Exercise description.
Switch every "Frequency" in the records to "Count" and leave the rest of each line unchanged.

Provided records.

- - -

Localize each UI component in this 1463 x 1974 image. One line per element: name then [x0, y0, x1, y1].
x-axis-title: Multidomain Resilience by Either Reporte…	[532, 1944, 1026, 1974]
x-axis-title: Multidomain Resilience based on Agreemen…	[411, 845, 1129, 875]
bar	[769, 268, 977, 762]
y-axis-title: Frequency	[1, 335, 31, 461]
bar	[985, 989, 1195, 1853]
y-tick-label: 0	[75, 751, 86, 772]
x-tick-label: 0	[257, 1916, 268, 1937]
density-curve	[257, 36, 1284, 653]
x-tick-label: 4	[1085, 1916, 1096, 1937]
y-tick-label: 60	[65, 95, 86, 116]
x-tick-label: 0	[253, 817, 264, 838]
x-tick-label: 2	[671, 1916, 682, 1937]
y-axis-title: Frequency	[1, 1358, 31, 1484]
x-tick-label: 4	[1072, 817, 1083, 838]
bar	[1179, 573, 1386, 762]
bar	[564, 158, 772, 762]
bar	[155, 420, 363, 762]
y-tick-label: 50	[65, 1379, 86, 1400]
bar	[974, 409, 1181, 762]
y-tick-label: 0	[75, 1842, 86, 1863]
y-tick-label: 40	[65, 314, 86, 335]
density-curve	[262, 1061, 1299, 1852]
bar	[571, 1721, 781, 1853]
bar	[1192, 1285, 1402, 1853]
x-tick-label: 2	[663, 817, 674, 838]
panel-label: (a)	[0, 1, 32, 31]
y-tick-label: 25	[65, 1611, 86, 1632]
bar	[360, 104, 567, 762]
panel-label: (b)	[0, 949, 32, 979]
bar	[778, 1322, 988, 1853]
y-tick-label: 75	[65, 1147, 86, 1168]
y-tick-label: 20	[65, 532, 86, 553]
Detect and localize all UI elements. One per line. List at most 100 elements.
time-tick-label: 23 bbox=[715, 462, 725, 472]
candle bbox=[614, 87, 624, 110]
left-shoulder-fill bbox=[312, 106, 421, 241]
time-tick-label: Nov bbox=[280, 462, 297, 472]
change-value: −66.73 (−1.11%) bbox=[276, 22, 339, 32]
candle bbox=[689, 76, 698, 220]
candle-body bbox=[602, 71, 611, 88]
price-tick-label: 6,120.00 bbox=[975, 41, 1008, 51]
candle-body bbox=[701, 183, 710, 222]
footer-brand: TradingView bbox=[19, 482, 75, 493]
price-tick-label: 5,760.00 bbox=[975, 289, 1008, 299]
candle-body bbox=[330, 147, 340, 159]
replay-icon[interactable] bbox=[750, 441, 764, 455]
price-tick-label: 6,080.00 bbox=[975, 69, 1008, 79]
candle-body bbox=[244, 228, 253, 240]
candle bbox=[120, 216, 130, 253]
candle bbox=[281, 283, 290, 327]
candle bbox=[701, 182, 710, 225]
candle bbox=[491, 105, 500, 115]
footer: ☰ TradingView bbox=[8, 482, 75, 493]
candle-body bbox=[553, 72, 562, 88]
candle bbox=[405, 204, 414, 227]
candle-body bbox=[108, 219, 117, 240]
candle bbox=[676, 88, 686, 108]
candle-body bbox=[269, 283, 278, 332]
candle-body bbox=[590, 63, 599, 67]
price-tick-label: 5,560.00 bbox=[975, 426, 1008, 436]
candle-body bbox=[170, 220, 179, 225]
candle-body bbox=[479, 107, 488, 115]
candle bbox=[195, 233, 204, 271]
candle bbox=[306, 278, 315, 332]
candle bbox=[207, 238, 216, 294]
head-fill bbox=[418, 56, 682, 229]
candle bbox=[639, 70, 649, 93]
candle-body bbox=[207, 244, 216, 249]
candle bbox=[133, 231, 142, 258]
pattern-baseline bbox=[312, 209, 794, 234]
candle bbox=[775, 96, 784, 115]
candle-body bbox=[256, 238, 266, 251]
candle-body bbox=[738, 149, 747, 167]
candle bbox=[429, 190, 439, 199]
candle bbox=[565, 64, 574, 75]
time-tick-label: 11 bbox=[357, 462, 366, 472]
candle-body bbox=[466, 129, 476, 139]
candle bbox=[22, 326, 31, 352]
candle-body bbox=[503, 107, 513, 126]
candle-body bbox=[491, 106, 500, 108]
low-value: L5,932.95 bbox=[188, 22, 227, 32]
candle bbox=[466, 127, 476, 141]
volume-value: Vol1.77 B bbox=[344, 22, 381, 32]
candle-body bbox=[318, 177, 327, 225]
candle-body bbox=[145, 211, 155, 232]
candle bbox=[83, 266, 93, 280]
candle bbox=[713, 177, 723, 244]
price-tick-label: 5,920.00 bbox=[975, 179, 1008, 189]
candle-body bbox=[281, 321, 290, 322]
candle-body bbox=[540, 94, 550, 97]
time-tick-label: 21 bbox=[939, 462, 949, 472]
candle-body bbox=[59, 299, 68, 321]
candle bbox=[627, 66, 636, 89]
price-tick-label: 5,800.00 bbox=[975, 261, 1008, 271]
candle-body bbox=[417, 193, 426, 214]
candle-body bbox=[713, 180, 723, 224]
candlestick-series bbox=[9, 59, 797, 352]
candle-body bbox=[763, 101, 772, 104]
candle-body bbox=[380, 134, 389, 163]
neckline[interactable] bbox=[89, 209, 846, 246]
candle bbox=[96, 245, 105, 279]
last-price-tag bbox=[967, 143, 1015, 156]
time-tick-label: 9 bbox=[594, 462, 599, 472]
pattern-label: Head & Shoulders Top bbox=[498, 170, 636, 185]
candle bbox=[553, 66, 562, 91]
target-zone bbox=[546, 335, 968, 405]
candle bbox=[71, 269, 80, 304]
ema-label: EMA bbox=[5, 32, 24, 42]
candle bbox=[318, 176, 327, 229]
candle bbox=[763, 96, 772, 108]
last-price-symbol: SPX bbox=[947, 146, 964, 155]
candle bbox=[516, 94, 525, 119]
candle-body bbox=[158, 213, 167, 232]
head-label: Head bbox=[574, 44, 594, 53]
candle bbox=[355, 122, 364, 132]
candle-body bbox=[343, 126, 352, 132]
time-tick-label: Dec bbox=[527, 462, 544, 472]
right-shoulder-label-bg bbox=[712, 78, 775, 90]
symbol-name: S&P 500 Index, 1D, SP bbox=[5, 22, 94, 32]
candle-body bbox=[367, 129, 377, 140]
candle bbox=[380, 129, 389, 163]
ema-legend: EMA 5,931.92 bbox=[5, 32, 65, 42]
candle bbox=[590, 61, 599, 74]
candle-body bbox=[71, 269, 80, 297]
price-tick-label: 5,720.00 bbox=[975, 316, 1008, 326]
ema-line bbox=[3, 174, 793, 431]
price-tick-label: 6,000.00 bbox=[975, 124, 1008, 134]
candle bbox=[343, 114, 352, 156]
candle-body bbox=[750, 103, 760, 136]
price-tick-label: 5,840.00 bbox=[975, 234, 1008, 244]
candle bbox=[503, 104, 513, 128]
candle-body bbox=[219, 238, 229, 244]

- - -

Response below.
Localize each UI component in this 1463 x 1974 image. One line per element: name then [x0, y0, x1, y1].
x-axis-title: Multidomain Resilience by Either Reporte…	[532, 1944, 1026, 1974]
x-axis-title: Multidomain Resilience based on Agreemen…	[411, 845, 1129, 875]
bar	[769, 268, 977, 762]
y-axis-title: Count	[1, 335, 31, 461]
bar	[985, 989, 1195, 1853]
y-tick-label: 0	[75, 751, 86, 772]
x-tick-label: 0	[257, 1916, 268, 1937]
density-curve	[257, 36, 1284, 653]
x-tick-label: 4	[1085, 1916, 1096, 1937]
y-tick-label: 60	[65, 95, 86, 116]
x-tick-label: 0	[253, 817, 264, 838]
x-tick-label: 2	[671, 1916, 682, 1937]
y-axis-title: Count	[1, 1358, 31, 1484]
x-tick-label: 4	[1072, 817, 1083, 838]
bar	[1179, 573, 1386, 762]
bar	[564, 158, 772, 762]
bar	[155, 420, 363, 762]
y-tick-label: 50	[65, 1379, 86, 1400]
bar	[974, 409, 1181, 762]
y-tick-label: 0	[75, 1842, 86, 1863]
y-tick-label: 40	[65, 314, 86, 335]
density-curve	[262, 1061, 1299, 1852]
bar	[571, 1721, 781, 1853]
bar	[1192, 1285, 1402, 1853]
x-tick-label: 2	[663, 817, 674, 838]
panel-label: (a)	[0, 1, 32, 31]
y-tick-label: 25	[65, 1611, 86, 1632]
bar	[360, 104, 567, 762]
panel-label: (b)	[0, 949, 32, 979]
bar	[778, 1322, 988, 1853]
y-tick-label: 75	[65, 1147, 86, 1168]
y-tick-label: 20	[65, 532, 86, 553]
Detect and localize all UI elements. One per line. List at most 100 elements.
time-tick-label: 23 bbox=[715, 462, 725, 472]
candle bbox=[614, 87, 624, 110]
left-shoulder-fill bbox=[312, 106, 421, 241]
time-tick-label: Nov bbox=[280, 462, 297, 472]
change-value: −66.73 (−1.11%) bbox=[276, 22, 339, 32]
candle bbox=[689, 76, 698, 220]
candle-body bbox=[602, 71, 611, 88]
price-tick-label: 6,120.00 bbox=[975, 41, 1008, 51]
candle-body bbox=[701, 183, 710, 222]
footer-brand: TradingView bbox=[19, 482, 75, 493]
price-tick-label: 5,760.00 bbox=[975, 289, 1008, 299]
candle-body bbox=[330, 147, 340, 159]
replay-icon[interactable] bbox=[750, 441, 764, 455]
price-tick-label: 6,080.00 bbox=[975, 69, 1008, 79]
candle-body bbox=[244, 228, 253, 240]
candle bbox=[120, 216, 130, 253]
candle bbox=[281, 283, 290, 327]
candle bbox=[701, 182, 710, 225]
candle bbox=[491, 105, 500, 115]
footer: ☰ TradingView bbox=[8, 482, 75, 493]
candle-body bbox=[553, 72, 562, 88]
candle bbox=[405, 204, 414, 227]
candle-body bbox=[108, 219, 117, 240]
candle bbox=[676, 88, 686, 108]
candle-body bbox=[269, 283, 278, 332]
candle-body bbox=[590, 63, 599, 67]
price-tick-label: 5,560.00 bbox=[975, 426, 1008, 436]
candle-body bbox=[170, 220, 179, 225]
candle-body bbox=[479, 107, 488, 115]
candle bbox=[195, 233, 204, 271]
candle bbox=[306, 278, 315, 332]
candle bbox=[207, 238, 216, 294]
head-fill bbox=[418, 56, 682, 229]
candle bbox=[639, 70, 649, 93]
candle-body bbox=[207, 244, 216, 249]
candle bbox=[133, 231, 142, 258]
pattern-baseline bbox=[312, 209, 794, 234]
candle bbox=[775, 96, 784, 115]
candle-body bbox=[256, 238, 266, 251]
candle-body bbox=[738, 149, 747, 167]
candle bbox=[429, 190, 439, 199]
candle bbox=[565, 64, 574, 75]
time-tick-label: 11 bbox=[357, 462, 366, 472]
candle-body bbox=[466, 129, 476, 139]
candle bbox=[22, 326, 31, 352]
candle-body bbox=[503, 107, 513, 126]
candle-body bbox=[491, 106, 500, 108]
low-value: L5,932.95 bbox=[188, 22, 227, 32]
candle bbox=[466, 127, 476, 141]
volume-value: Vol1.77 B bbox=[344, 22, 381, 32]
candle-body bbox=[318, 177, 327, 225]
candle-body bbox=[145, 211, 155, 232]
candle bbox=[83, 266, 93, 280]
candle bbox=[713, 177, 723, 244]
price-tick-label: 5,920.00 bbox=[975, 179, 1008, 189]
candle-body bbox=[281, 321, 290, 322]
candle-body bbox=[540, 94, 550, 97]
time-tick-label: 21 bbox=[939, 462, 949, 472]
candle-body bbox=[59, 299, 68, 321]
candle bbox=[627, 66, 636, 89]
price-tick-label: 5,800.00 bbox=[975, 261, 1008, 271]
candle-body bbox=[417, 193, 426, 214]
candle-body bbox=[713, 180, 723, 224]
candlestick-series bbox=[9, 59, 797, 352]
candle-body bbox=[763, 101, 772, 104]
candle-body bbox=[380, 134, 389, 163]
neckline[interactable] bbox=[89, 209, 846, 246]
candle bbox=[96, 245, 105, 279]
last-price-tag bbox=[967, 143, 1015, 156]
time-tick-label: 9 bbox=[594, 462, 599, 472]
pattern-label: Head & Shoulders Top bbox=[498, 170, 636, 185]
candle bbox=[553, 66, 562, 91]
target-zone bbox=[546, 335, 968, 405]
candle bbox=[71, 269, 80, 304]
ema-label: EMA bbox=[5, 32, 24, 42]
candle bbox=[318, 176, 327, 229]
candle bbox=[763, 96, 772, 108]
last-price-symbol: SPX bbox=[947, 146, 964, 155]
candle bbox=[516, 94, 525, 119]
candle-body bbox=[158, 213, 167, 232]
head-label: Head bbox=[574, 44, 594, 53]
candle bbox=[355, 122, 364, 132]
candle-body bbox=[343, 126, 352, 132]
time-tick-label: Dec bbox=[527, 462, 544, 472]
right-shoulder-label-bg bbox=[712, 78, 775, 90]
symbol-name: S&P 500 Index, 1D, SP bbox=[5, 22, 94, 32]
candle-body bbox=[367, 129, 377, 140]
candle bbox=[380, 129, 389, 163]
ema-legend: EMA 5,931.92 bbox=[5, 32, 65, 42]
candle bbox=[590, 61, 599, 74]
candle-body bbox=[71, 269, 80, 297]
price-tick-label: 5,720.00 bbox=[975, 316, 1008, 326]
ema-line bbox=[3, 174, 793, 431]
price-tick-label: 6,000.00 bbox=[975, 124, 1008, 134]
candle bbox=[343, 114, 352, 156]
candle-body bbox=[750, 103, 760, 136]
price-tick-label: 5,840.00 bbox=[975, 234, 1008, 244]
candle bbox=[503, 104, 513, 128]
candle-body bbox=[219, 238, 229, 244]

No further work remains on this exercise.